— BEGIN PROVIDED MATERIAL —
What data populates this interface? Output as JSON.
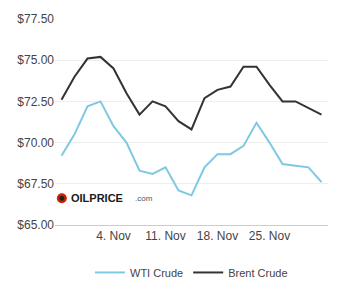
{
  "chart_data": {
    "type": "line",
    "x": [
      1,
      2,
      3,
      4,
      5,
      6,
      7,
      8,
      9,
      10,
      11,
      12,
      13,
      14,
      15,
      16,
      17,
      18,
      19,
      20,
      21
    ],
    "series": [
      {
        "name": "WTI Crude",
        "color": "#7ec8e3",
        "values": [
          69.2,
          70.5,
          72.2,
          72.5,
          71.0,
          70.0,
          68.3,
          68.1,
          68.5,
          67.1,
          66.8,
          68.5,
          69.3,
          69.3,
          69.8,
          71.2,
          70.0,
          68.7,
          68.6,
          68.5,
          67.6
        ]
      },
      {
        "name": "Brent Crude",
        "color": "#333333",
        "values": [
          72.6,
          74.0,
          75.1,
          75.2,
          74.5,
          73.0,
          71.7,
          72.5,
          72.2,
          71.3,
          70.8,
          72.7,
          73.2,
          73.4,
          74.6,
          74.6,
          73.5,
          72.5,
          72.5,
          72.1,
          71.7
        ]
      }
    ],
    "xlim": [
      0.5,
      21.5
    ],
    "xticks": [
      {
        "value": 5,
        "label": "4. Nov"
      },
      {
        "value": 9,
        "label": "11. Nov"
      },
      {
        "value": 13,
        "label": "18. Nov"
      },
      {
        "value": 17,
        "label": "25. Nov"
      }
    ],
    "ylim": [
      65.0,
      77.5
    ],
    "yticks": [
      {
        "value": 65.0,
        "label": "$65.00"
      },
      {
        "value": 67.5,
        "label": "$67.50"
      },
      {
        "value": 70.0,
        "label": "$70.00"
      },
      {
        "value": 72.5,
        "label": "$72.50"
      },
      {
        "value": 75.0,
        "label": "$75.00"
      },
      {
        "value": 77.5,
        "label": "$77.50"
      }
    ],
    "grid": true,
    "legend": "lower center",
    "annotations": [
      "OILPRICE",
      ".com"
    ]
  }
}
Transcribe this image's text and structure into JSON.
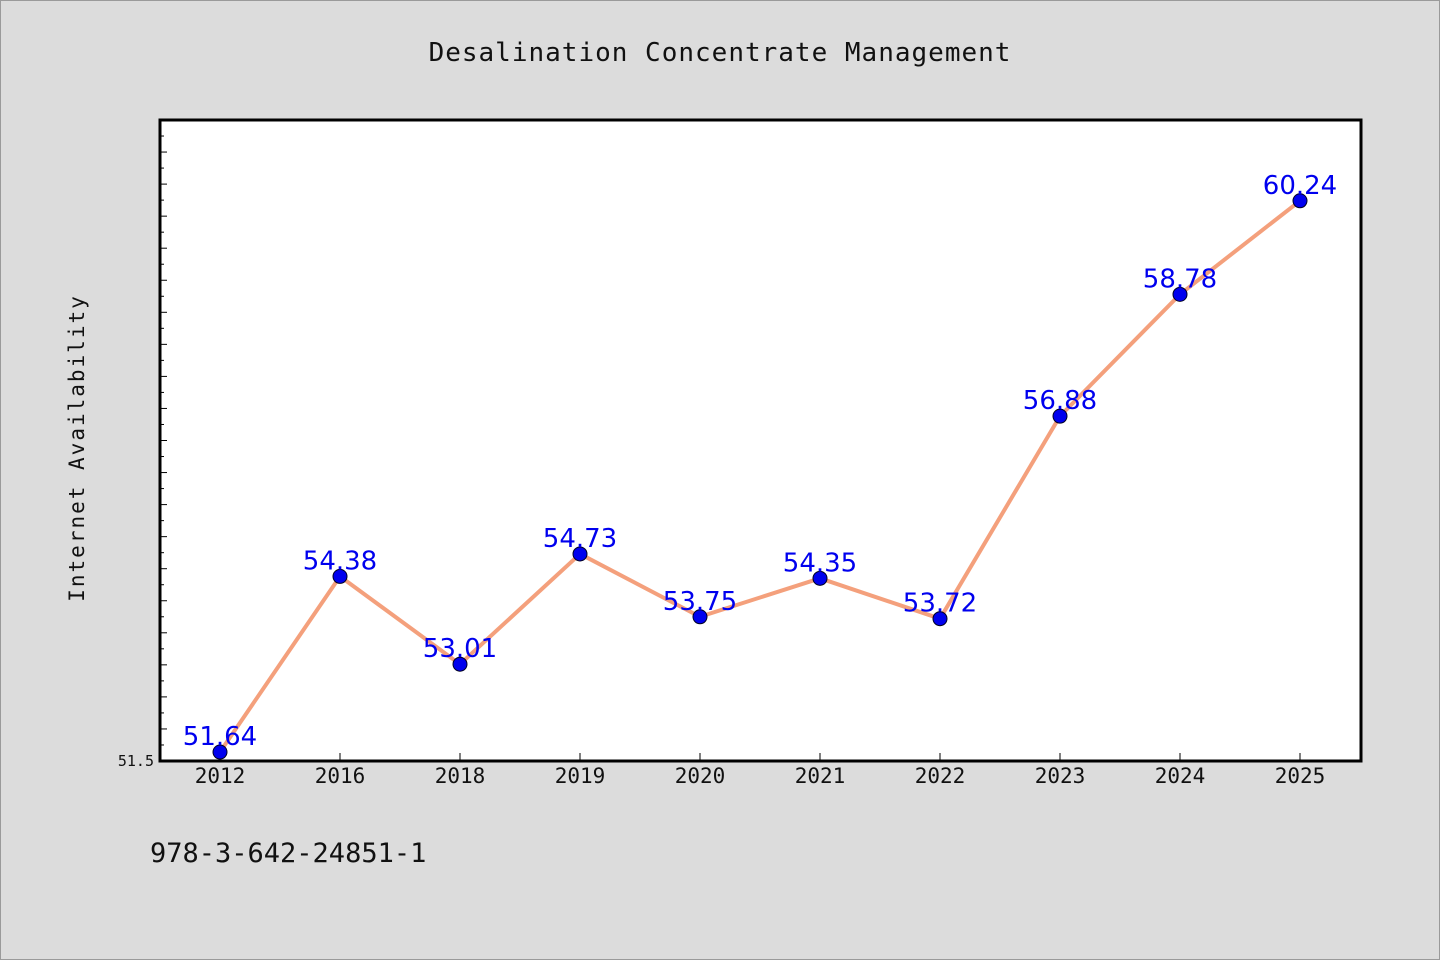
{
  "chart_data": {
    "type": "line",
    "title": "Desalination Concentrate Management",
    "xlabel": "",
    "ylabel": "Internet Availability",
    "categories": [
      "2012",
      "2016",
      "2018",
      "2019",
      "2020",
      "2021",
      "2022",
      "2023",
      "2024",
      "2025"
    ],
    "series": [
      {
        "values": [
          51.64,
          54.38,
          53.01,
          54.73,
          53.75,
          54.35,
          53.72,
          56.88,
          58.78,
          60.24
        ],
        "line_color": "#f4a07c",
        "marker_color": "#0000ee",
        "label_color": "#0000ee"
      }
    ],
    "ylim": [
      51.5,
      61.5
    ],
    "yticks_labeled": [
      "51.5"
    ],
    "grid": false,
    "legend": "none"
  },
  "footer": {
    "isbn": "978-3-642-24851-1"
  }
}
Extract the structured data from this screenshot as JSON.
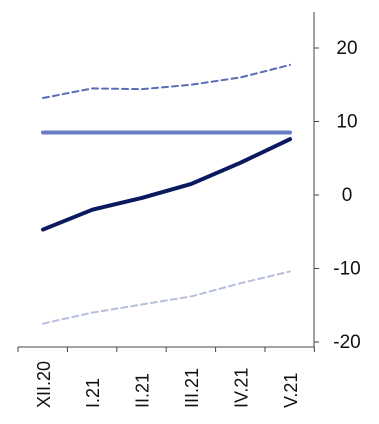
{
  "chart_data": {
    "type": "line",
    "categories": [
      "XII.20",
      "I.21",
      "II.21",
      "III.21",
      "IV.21",
      "V.21"
    ],
    "series": [
      {
        "values": [
          13.2,
          14.5,
          14.4,
          15.0,
          16.0,
          17.7
        ],
        "color": "#5a6eb4",
        "style": "dashed"
      },
      {
        "values": [
          8.5,
          8.5,
          8.5,
          8.5,
          8.5,
          8.5
        ],
        "color": "#6a7cc4",
        "style": "solid"
      },
      {
        "values": [
          -4.7,
          -2.0,
          -0.4,
          1.5,
          4.4,
          7.6
        ],
        "color": "#0b1a5e",
        "style": "solid"
      },
      {
        "values": [
          -17.5,
          -16.0,
          -14.9,
          -13.8,
          -12.0,
          -10.4
        ],
        "color": "#b7bedf",
        "style": "dashed"
      }
    ],
    "yticks": [
      -20,
      -10,
      0,
      10,
      20
    ],
    "ylim": [
      -20,
      25
    ],
    "yaxis_side": "right",
    "grid": false,
    "legend": "none"
  }
}
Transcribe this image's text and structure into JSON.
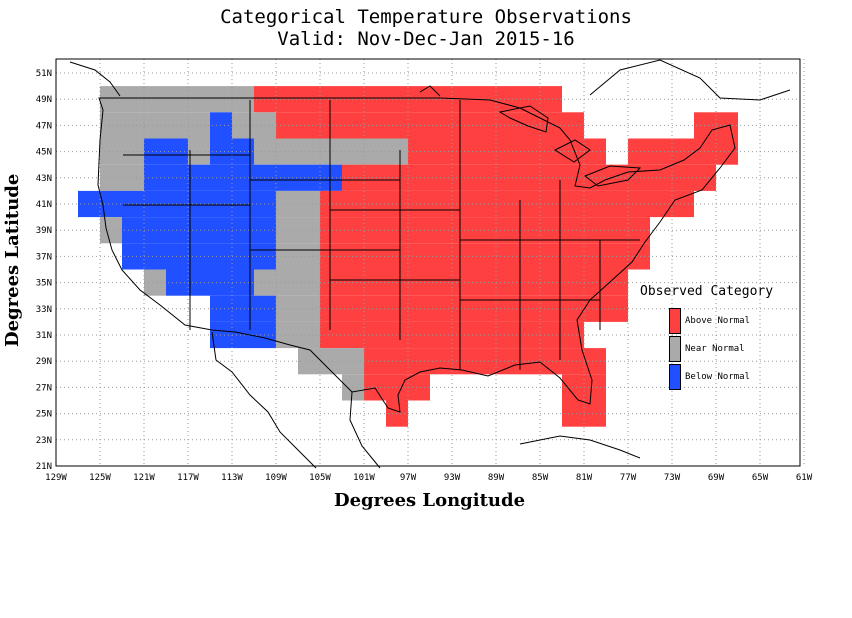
{
  "header": {
    "title": "Categorical Temperature Observations",
    "subtitle": "Valid: Nov-Dec-Jan 2015-16"
  },
  "axes": {
    "xlabel": "Degrees Longitude",
    "ylabel": "Degrees Latitude",
    "x_ticks": [
      "129W",
      "125W",
      "121W",
      "117W",
      "113W",
      "109W",
      "105W",
      "101W",
      "97W",
      "93W",
      "89W",
      "85W",
      "81W",
      "77W",
      "73W",
      "69W",
      "65W",
      "61W"
    ],
    "y_ticks": [
      "21N",
      "23N",
      "25N",
      "27N",
      "29N",
      "31N",
      "33N",
      "35N",
      "37N",
      "39N",
      "41N",
      "43N",
      "45N",
      "47N",
      "49N",
      "51N"
    ],
    "xlim": [
      -129,
      -61
    ],
    "ylim": [
      21,
      52
    ]
  },
  "legend": {
    "title": "Observed Category",
    "items": [
      {
        "label": "Above Normal",
        "color": "#ff4040"
      },
      {
        "label": "Near Normal",
        "color": "#aaaaaa"
      },
      {
        "label": "Below Normal",
        "color": "#2050ff"
      }
    ]
  },
  "colors": {
    "A": "#ff4040",
    "N": "#aaaaaa",
    "B": "#2050ff"
  },
  "chart_data": {
    "type": "heatmap",
    "cell_size_deg": 2,
    "categories": {
      "A": "Above Normal",
      "N": "Near Normal",
      "B": "Below Normal"
    },
    "rows": [
      {
        "lat": 48,
        "segs": [
          [
            -125,
            -111,
            "N"
          ],
          [
            -111,
            -97,
            "A"
          ],
          [
            -97,
            -83,
            "A"
          ]
        ]
      },
      {
        "lat": 46,
        "segs": [
          [
            -125,
            -115,
            "N"
          ],
          [
            -115,
            -113,
            "B"
          ],
          [
            -113,
            -109,
            "N"
          ],
          [
            -109,
            -107,
            "A"
          ],
          [
            -107,
            -83,
            "A"
          ],
          [
            -83,
            -81,
            "A"
          ],
          [
            -71,
            -67,
            "A"
          ]
        ]
      },
      {
        "lat": 44,
        "segs": [
          [
            -125,
            -121,
            "N"
          ],
          [
            -121,
            -117,
            "B"
          ],
          [
            -117,
            -115,
            "N"
          ],
          [
            -115,
            -111,
            "B"
          ],
          [
            -111,
            -97,
            "N"
          ],
          [
            -97,
            -79,
            "A"
          ],
          [
            -77,
            -67,
            "A"
          ]
        ]
      },
      {
        "lat": 42,
        "segs": [
          [
            -125,
            -121,
            "N"
          ],
          [
            -121,
            -111,
            "B"
          ],
          [
            -111,
            -103,
            "B"
          ],
          [
            -103,
            -75,
            "A"
          ],
          [
            -75,
            -69,
            "A"
          ]
        ]
      },
      {
        "lat": 40,
        "segs": [
          [
            -127,
            -123,
            "B"
          ],
          [
            -123,
            -109,
            "B"
          ],
          [
            -109,
            -105,
            "N"
          ],
          [
            -105,
            -71,
            "A"
          ]
        ]
      },
      {
        "lat": 38,
        "segs": [
          [
            -125,
            -123,
            "N"
          ],
          [
            -123,
            -109,
            "B"
          ],
          [
            -109,
            -105,
            "N"
          ],
          [
            -105,
            -75,
            "A"
          ]
        ]
      },
      {
        "lat": 36,
        "segs": [
          [
            -123,
            -109,
            "B"
          ],
          [
            -109,
            -105,
            "N"
          ],
          [
            -105,
            -75,
            "A"
          ]
        ]
      },
      {
        "lat": 34,
        "segs": [
          [
            -121,
            -119,
            "N"
          ],
          [
            -119,
            -111,
            "B"
          ],
          [
            -111,
            -107,
            "N"
          ],
          [
            -107,
            -105,
            "N"
          ],
          [
            -105,
            -77,
            "A"
          ]
        ]
      },
      {
        "lat": 32,
        "segs": [
          [
            -115,
            -109,
            "B"
          ],
          [
            -109,
            -105,
            "N"
          ],
          [
            -105,
            -77,
            "A"
          ]
        ]
      },
      {
        "lat": 30,
        "segs": [
          [
            -115,
            -109,
            "B"
          ],
          [
            -109,
            -105,
            "N"
          ],
          [
            -105,
            -81,
            "A"
          ]
        ]
      },
      {
        "lat": 28,
        "segs": [
          [
            -107,
            -101,
            "N"
          ],
          [
            -101,
            -95,
            "A"
          ],
          [
            -95,
            -93,
            "A"
          ],
          [
            -93,
            -83,
            "A"
          ],
          [
            -83,
            -79,
            "A"
          ]
        ]
      },
      {
        "lat": 26,
        "segs": [
          [
            -103,
            -101,
            "N"
          ],
          [
            -101,
            -99,
            "A"
          ],
          [
            -99,
            -95,
            "A"
          ],
          [
            -83,
            -79,
            "A"
          ]
        ]
      },
      {
        "lat": 24,
        "segs": [
          [
            -99,
            -97,
            "A"
          ],
          [
            -83,
            -79,
            "A"
          ]
        ]
      }
    ]
  }
}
— END PROVIDED MATERIAL —
- INSTRUCTION -
Report only how many lines in the entries contain "JSON".

- WRITTEN ANSWER -
4